§ Task statement
Drop all images and give the records again exactly.
--- The input ---
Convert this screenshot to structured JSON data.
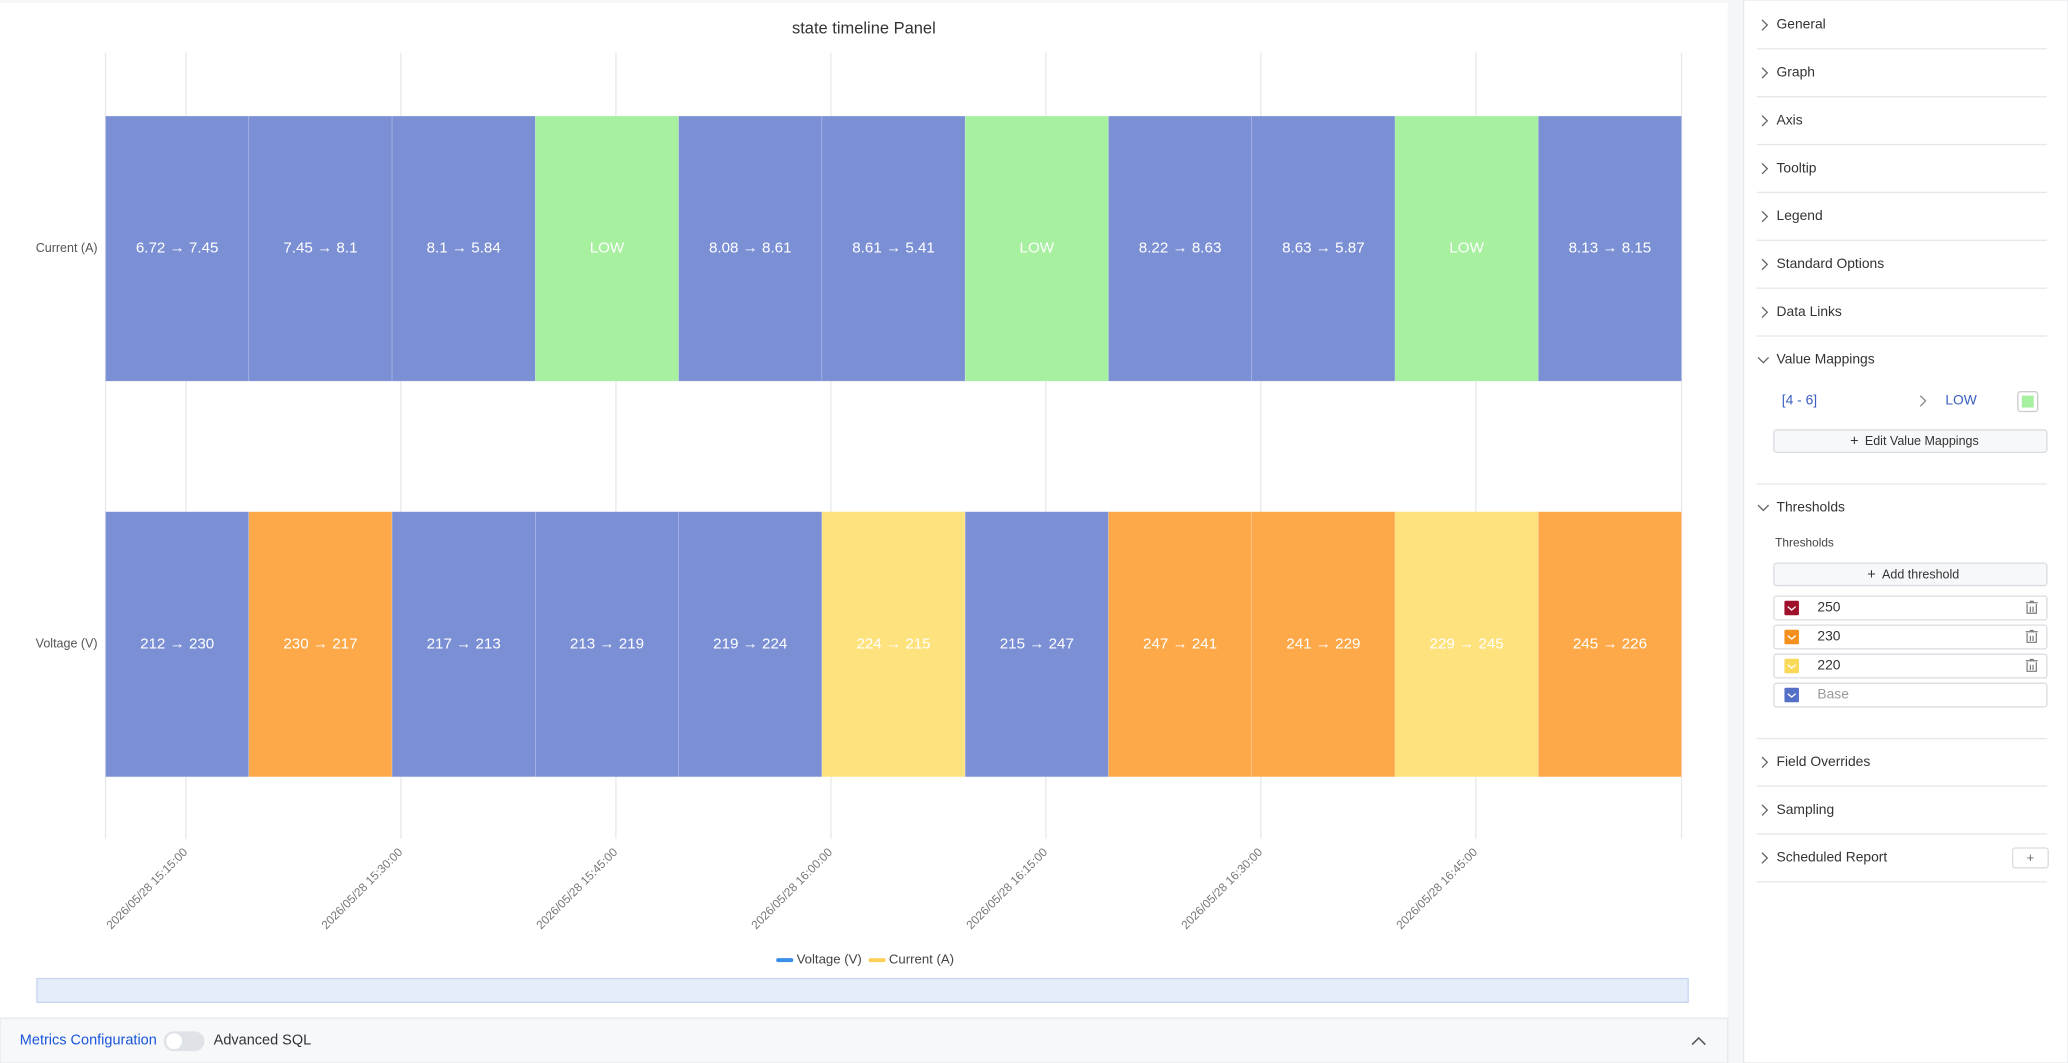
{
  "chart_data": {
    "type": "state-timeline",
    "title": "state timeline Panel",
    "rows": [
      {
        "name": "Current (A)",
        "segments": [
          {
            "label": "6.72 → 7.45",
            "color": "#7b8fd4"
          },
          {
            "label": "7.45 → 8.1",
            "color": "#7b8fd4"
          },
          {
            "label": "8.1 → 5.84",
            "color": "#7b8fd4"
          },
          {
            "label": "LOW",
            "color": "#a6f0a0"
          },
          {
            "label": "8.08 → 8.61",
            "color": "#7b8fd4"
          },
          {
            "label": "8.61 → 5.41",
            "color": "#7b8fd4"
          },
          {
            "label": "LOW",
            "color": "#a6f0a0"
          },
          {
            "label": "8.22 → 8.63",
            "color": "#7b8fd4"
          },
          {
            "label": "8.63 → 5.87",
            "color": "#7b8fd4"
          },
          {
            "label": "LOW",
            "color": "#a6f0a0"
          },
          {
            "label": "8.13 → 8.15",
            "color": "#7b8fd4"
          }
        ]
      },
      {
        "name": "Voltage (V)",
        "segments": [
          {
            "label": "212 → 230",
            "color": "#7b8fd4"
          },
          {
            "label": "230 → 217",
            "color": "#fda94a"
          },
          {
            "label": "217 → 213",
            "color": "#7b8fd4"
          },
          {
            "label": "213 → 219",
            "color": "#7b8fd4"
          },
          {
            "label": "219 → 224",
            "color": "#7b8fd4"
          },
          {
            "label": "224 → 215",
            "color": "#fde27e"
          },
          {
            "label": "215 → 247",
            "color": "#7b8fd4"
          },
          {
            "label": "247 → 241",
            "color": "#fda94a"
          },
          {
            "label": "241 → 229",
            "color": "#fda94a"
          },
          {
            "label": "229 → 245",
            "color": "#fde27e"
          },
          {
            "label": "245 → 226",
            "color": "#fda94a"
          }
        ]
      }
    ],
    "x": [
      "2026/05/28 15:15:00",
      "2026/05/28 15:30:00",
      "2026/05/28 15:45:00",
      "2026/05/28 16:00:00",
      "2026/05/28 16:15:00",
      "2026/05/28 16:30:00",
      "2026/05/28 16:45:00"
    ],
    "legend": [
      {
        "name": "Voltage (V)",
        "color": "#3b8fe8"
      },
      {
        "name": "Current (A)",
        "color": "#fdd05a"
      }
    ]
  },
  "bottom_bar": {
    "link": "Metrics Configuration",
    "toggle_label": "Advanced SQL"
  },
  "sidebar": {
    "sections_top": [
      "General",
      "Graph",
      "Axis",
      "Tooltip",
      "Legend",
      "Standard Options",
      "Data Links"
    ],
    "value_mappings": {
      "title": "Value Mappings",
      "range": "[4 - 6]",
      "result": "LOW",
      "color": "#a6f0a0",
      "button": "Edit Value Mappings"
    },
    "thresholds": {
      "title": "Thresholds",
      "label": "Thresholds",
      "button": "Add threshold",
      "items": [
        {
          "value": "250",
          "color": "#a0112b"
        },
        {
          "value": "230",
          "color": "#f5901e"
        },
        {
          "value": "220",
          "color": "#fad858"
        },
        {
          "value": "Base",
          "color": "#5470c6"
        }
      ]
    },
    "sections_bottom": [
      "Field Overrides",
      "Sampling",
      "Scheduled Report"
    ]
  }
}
---
§ Worked answer
Convert this screenshot to structured JSON data.
{
  "chart_data": {
    "type": "state-timeline",
    "title": "state timeline Panel",
    "rows": [
      {
        "name": "Current (A)",
        "segments": [
          {
            "label": "6.72 → 7.45",
            "color": "#7b8fd4"
          },
          {
            "label": "7.45 → 8.1",
            "color": "#7b8fd4"
          },
          {
            "label": "8.1 → 5.84",
            "color": "#7b8fd4"
          },
          {
            "label": "LOW",
            "color": "#a6f0a0"
          },
          {
            "label": "8.08 → 8.61",
            "color": "#7b8fd4"
          },
          {
            "label": "8.61 → 5.41",
            "color": "#7b8fd4"
          },
          {
            "label": "LOW",
            "color": "#a6f0a0"
          },
          {
            "label": "8.22 → 8.63",
            "color": "#7b8fd4"
          },
          {
            "label": "8.63 → 5.87",
            "color": "#7b8fd4"
          },
          {
            "label": "LOW",
            "color": "#a6f0a0"
          },
          {
            "label": "8.13 → 8.15",
            "color": "#7b8fd4"
          }
        ]
      },
      {
        "name": "Voltage (V)",
        "segments": [
          {
            "label": "212 → 230",
            "color": "#7b8fd4"
          },
          {
            "label": "230 → 217",
            "color": "#fda94a"
          },
          {
            "label": "217 → 213",
            "color": "#7b8fd4"
          },
          {
            "label": "213 → 219",
            "color": "#7b8fd4"
          },
          {
            "label": "219 → 224",
            "color": "#7b8fd4"
          },
          {
            "label": "224 → 215",
            "color": "#fde27e"
          },
          {
            "label": "215 → 247",
            "color": "#7b8fd4"
          },
          {
            "label": "247 → 241",
            "color": "#fda94a"
          },
          {
            "label": "241 → 229",
            "color": "#fda94a"
          },
          {
            "label": "229 → 245",
            "color": "#fde27e"
          },
          {
            "label": "245 → 226",
            "color": "#fda94a"
          }
        ]
      }
    ],
    "x": [
      "2026/05/28 15:15:00",
      "2026/05/28 15:30:00",
      "2026/05/28 15:45:00",
      "2026/05/28 16:00:00",
      "2026/05/28 16:15:00",
      "2026/05/28 16:30:00",
      "2026/05/28 16:45:00"
    ],
    "legend": [
      {
        "name": "Voltage (V)",
        "color": "#3b8fe8"
      },
      {
        "name": "Current (A)",
        "color": "#fdd05a"
      }
    ]
  },
  "bottom_bar": {
    "link": "Metrics Configuration",
    "toggle_label": "Advanced SQL"
  },
  "sidebar": {
    "sections_top": [
      "General",
      "Graph",
      "Axis",
      "Tooltip",
      "Legend",
      "Standard Options",
      "Data Links"
    ],
    "value_mappings": {
      "title": "Value Mappings",
      "range": "[4 - 6]",
      "result": "LOW",
      "color": "#a6f0a0",
      "button": "Edit Value Mappings"
    },
    "thresholds": {
      "title": "Thresholds",
      "label": "Thresholds",
      "button": "Add threshold",
      "items": [
        {
          "value": "250",
          "color": "#a0112b"
        },
        {
          "value": "230",
          "color": "#f5901e"
        },
        {
          "value": "220",
          "color": "#fad858"
        },
        {
          "value": "Base",
          "color": "#5470c6"
        }
      ]
    },
    "sections_bottom": [
      "Field Overrides",
      "Sampling",
      "Scheduled Report"
    ]
  }
}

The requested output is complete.